* _INPUT ROWS_

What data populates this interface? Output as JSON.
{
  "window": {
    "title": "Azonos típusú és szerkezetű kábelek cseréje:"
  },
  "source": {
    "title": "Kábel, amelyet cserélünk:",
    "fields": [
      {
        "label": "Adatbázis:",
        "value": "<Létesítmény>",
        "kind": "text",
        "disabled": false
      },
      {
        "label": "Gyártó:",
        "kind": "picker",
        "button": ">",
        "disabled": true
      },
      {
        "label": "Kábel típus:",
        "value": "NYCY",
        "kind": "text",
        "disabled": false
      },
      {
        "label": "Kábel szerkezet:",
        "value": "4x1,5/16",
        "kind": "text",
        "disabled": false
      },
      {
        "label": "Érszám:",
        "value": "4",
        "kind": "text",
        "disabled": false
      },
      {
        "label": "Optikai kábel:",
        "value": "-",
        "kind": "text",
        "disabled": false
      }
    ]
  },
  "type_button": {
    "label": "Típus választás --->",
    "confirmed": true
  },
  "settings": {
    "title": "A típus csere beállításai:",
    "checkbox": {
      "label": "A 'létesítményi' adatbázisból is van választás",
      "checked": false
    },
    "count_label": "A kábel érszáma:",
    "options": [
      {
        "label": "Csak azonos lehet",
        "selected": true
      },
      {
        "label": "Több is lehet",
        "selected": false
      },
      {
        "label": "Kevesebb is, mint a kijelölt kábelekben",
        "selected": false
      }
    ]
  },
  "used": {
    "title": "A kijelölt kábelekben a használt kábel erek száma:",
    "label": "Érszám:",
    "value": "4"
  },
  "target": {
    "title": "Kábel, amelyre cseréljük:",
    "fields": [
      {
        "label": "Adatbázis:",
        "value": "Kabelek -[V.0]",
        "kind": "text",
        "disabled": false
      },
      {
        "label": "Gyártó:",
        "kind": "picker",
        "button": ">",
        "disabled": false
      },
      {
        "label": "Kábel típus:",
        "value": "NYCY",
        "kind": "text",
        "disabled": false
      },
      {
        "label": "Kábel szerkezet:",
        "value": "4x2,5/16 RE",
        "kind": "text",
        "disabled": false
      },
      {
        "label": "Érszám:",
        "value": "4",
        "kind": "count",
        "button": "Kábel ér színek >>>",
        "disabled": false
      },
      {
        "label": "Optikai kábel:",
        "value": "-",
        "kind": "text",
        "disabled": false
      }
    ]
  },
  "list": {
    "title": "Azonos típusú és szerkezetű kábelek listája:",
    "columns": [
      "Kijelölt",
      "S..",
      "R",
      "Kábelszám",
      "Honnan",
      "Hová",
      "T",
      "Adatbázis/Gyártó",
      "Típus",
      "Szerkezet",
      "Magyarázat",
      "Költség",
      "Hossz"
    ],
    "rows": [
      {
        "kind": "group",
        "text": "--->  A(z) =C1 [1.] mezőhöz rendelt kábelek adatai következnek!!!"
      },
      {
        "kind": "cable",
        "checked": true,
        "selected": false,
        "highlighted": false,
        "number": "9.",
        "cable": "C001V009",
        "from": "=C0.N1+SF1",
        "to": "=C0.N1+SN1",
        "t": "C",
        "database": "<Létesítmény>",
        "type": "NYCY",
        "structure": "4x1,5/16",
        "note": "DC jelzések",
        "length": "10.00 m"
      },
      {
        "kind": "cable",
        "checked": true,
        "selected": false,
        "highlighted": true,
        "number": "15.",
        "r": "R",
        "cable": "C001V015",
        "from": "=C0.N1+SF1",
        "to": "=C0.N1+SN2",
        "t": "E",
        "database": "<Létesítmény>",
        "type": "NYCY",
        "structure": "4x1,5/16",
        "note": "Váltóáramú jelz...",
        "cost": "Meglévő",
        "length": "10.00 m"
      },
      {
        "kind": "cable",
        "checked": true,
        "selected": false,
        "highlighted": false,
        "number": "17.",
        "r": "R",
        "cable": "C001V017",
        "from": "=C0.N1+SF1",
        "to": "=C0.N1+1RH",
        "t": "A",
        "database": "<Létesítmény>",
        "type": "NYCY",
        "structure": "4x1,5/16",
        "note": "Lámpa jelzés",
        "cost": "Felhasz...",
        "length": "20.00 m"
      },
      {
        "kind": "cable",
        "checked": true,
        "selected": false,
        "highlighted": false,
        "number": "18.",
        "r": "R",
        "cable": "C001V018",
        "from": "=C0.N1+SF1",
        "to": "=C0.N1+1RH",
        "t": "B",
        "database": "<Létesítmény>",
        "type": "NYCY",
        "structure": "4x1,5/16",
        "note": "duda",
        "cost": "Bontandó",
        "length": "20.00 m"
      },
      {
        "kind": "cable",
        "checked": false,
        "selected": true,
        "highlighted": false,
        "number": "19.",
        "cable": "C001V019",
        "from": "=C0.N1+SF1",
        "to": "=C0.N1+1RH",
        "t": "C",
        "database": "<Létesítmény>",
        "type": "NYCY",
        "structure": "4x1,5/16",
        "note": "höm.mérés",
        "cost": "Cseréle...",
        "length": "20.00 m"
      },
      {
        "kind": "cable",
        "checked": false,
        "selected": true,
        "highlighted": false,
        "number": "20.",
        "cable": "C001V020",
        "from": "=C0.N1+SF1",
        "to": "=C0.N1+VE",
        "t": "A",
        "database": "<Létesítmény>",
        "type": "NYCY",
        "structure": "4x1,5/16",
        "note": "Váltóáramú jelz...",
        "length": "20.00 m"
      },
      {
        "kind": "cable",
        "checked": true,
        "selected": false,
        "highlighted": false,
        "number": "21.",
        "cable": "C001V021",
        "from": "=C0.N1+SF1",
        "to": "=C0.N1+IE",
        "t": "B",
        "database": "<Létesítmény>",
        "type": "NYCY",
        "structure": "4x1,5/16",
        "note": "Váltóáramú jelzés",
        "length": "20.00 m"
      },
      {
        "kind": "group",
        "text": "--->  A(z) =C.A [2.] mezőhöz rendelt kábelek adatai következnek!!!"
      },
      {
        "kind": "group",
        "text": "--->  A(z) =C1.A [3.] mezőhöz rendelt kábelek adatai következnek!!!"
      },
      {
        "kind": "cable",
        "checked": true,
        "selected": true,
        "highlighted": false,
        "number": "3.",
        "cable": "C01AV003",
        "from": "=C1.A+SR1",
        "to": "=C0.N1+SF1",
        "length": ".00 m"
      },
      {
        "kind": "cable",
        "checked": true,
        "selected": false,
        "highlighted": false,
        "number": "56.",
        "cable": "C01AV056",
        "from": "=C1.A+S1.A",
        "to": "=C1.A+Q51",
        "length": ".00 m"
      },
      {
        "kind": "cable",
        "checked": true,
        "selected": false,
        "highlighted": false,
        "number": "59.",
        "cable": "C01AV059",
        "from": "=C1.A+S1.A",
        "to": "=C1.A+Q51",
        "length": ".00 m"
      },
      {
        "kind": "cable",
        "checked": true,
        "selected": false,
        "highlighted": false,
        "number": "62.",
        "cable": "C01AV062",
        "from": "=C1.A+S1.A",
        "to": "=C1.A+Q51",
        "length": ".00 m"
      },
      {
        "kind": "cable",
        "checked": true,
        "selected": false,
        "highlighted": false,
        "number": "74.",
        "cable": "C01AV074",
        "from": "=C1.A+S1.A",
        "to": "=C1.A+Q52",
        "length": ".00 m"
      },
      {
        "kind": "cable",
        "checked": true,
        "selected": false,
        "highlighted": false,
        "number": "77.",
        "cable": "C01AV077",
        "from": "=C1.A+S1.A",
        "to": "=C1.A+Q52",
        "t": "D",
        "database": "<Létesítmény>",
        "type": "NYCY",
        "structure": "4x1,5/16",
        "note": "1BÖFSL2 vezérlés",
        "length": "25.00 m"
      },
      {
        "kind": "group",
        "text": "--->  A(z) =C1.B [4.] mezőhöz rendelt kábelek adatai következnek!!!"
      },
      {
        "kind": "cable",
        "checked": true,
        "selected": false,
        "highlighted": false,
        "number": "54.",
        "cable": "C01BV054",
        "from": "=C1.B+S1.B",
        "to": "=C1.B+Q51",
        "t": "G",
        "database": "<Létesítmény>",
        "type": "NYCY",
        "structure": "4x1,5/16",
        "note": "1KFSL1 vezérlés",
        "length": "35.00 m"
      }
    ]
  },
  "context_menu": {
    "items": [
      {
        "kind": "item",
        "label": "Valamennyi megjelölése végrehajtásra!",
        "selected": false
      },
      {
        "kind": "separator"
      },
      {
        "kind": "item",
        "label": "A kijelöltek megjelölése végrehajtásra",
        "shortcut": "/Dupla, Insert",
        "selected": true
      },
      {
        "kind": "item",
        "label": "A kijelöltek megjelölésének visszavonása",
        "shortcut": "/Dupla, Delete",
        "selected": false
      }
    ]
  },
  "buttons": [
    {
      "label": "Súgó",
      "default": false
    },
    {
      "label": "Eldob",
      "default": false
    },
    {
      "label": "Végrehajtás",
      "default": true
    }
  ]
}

* _STATED EXERCISE_
Find the lines holding "vezérlés" and list every one.

* _RESPONSE FOR THIS EXERCISE_
        "note": "1BÖFSL2 vezérlés",
        "note": "1KFSL1 vezérlés",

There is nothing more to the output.